──────── Data entries ────────

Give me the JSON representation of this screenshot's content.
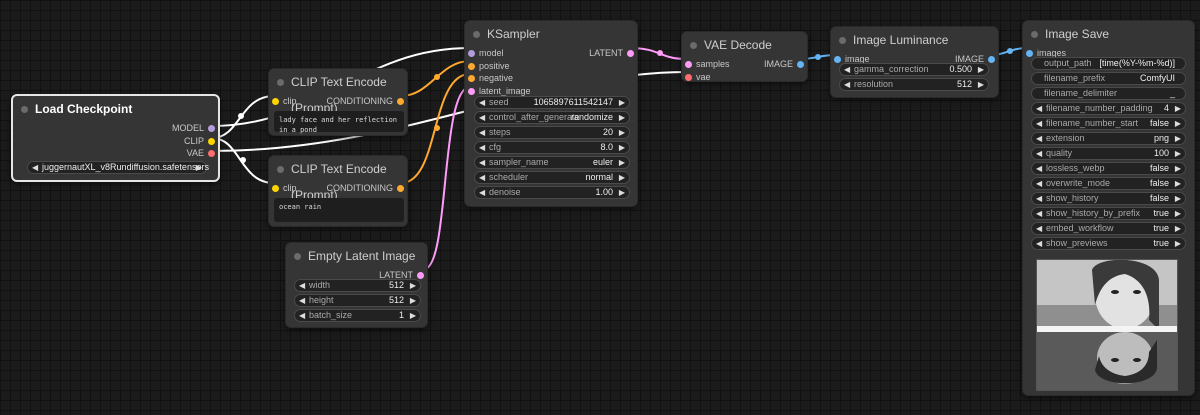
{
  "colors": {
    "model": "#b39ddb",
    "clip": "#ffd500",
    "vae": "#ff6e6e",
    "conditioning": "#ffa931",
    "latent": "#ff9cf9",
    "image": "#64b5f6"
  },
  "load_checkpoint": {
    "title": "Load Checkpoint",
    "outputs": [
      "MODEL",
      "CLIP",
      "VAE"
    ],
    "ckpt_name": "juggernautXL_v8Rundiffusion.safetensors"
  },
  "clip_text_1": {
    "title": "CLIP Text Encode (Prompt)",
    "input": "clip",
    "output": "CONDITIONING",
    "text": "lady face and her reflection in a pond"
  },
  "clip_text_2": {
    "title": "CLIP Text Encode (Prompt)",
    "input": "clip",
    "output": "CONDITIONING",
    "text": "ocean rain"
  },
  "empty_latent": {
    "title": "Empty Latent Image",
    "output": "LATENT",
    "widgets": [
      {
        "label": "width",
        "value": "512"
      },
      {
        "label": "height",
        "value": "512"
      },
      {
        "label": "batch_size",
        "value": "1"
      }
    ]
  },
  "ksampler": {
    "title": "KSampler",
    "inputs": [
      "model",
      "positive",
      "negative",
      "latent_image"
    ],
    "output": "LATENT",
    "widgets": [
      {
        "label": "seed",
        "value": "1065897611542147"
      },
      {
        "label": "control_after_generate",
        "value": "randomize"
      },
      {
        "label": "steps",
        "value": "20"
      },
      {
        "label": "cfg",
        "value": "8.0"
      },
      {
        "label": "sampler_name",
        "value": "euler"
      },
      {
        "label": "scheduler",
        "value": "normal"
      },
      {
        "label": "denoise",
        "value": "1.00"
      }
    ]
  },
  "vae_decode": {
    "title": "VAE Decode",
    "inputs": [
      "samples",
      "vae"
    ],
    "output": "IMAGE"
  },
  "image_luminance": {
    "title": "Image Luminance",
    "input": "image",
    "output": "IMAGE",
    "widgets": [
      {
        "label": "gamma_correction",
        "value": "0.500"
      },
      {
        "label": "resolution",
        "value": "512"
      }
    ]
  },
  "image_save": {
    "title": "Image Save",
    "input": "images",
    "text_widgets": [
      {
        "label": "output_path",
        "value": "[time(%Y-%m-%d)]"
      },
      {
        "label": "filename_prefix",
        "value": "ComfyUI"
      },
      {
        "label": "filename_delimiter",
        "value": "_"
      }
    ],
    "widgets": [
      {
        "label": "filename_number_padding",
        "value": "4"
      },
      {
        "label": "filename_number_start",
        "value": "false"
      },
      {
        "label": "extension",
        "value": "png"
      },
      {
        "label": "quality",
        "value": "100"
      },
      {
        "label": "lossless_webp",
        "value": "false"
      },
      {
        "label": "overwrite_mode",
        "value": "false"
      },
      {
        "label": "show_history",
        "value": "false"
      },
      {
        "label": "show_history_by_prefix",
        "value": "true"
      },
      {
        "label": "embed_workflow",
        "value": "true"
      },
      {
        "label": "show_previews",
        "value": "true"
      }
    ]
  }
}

────────

» Given task
Make an exact copy of the whole listing, but don't bring over any pictures.

» In response
Give me the JSON representation of this screenshot's content.
{
  "colors": {
    "model": "#b39ddb",
    "clip": "#ffd500",
    "vae": "#ff6e6e",
    "conditioning": "#ffa931",
    "latent": "#ff9cf9",
    "image": "#64b5f6"
  },
  "load_checkpoint": {
    "title": "Load Checkpoint",
    "outputs": [
      "MODEL",
      "CLIP",
      "VAE"
    ],
    "ckpt_name": "juggernautXL_v8Rundiffusion.safetensors"
  },
  "clip_text_1": {
    "title": "CLIP Text Encode (Prompt)",
    "input": "clip",
    "output": "CONDITIONING",
    "text": "lady face and her reflection in a pond"
  },
  "clip_text_2": {
    "title": "CLIP Text Encode (Prompt)",
    "input": "clip",
    "output": "CONDITIONING",
    "text": "ocean rain"
  },
  "empty_latent": {
    "title": "Empty Latent Image",
    "output": "LATENT",
    "widgets": [
      {
        "label": "width",
        "value": "512"
      },
      {
        "label": "height",
        "value": "512"
      },
      {
        "label": "batch_size",
        "value": "1"
      }
    ]
  },
  "ksampler": {
    "title": "KSampler",
    "inputs": [
      "model",
      "positive",
      "negative",
      "latent_image"
    ],
    "output": "LATENT",
    "widgets": [
      {
        "label": "seed",
        "value": "1065897611542147"
      },
      {
        "label": "control_after_generate",
        "value": "randomize"
      },
      {
        "label": "steps",
        "value": "20"
      },
      {
        "label": "cfg",
        "value": "8.0"
      },
      {
        "label": "sampler_name",
        "value": "euler"
      },
      {
        "label": "scheduler",
        "value": "normal"
      },
      {
        "label": "denoise",
        "value": "1.00"
      }
    ]
  },
  "vae_decode": {
    "title": "VAE Decode",
    "inputs": [
      "samples",
      "vae"
    ],
    "output": "IMAGE"
  },
  "image_luminance": {
    "title": "Image Luminance",
    "input": "image",
    "output": "IMAGE",
    "widgets": [
      {
        "label": "gamma_correction",
        "value": "0.500"
      },
      {
        "label": "resolution",
        "value": "512"
      }
    ]
  },
  "image_save": {
    "title": "Image Save",
    "input": "images",
    "text_widgets": [
      {
        "label": "output_path",
        "value": "[time(%Y-%m-%d)]"
      },
      {
        "label": "filename_prefix",
        "value": "ComfyUI"
      },
      {
        "label": "filename_delimiter",
        "value": "_"
      }
    ],
    "widgets": [
      {
        "label": "filename_number_padding",
        "value": "4"
      },
      {
        "label": "filename_number_start",
        "value": "false"
      },
      {
        "label": "extension",
        "value": "png"
      },
      {
        "label": "quality",
        "value": "100"
      },
      {
        "label": "lossless_webp",
        "value": "false"
      },
      {
        "label": "overwrite_mode",
        "value": "false"
      },
      {
        "label": "show_history",
        "value": "false"
      },
      {
        "label": "show_history_by_prefix",
        "value": "true"
      },
      {
        "label": "embed_workflow",
        "value": "true"
      },
      {
        "label": "show_previews",
        "value": "true"
      }
    ]
  }
}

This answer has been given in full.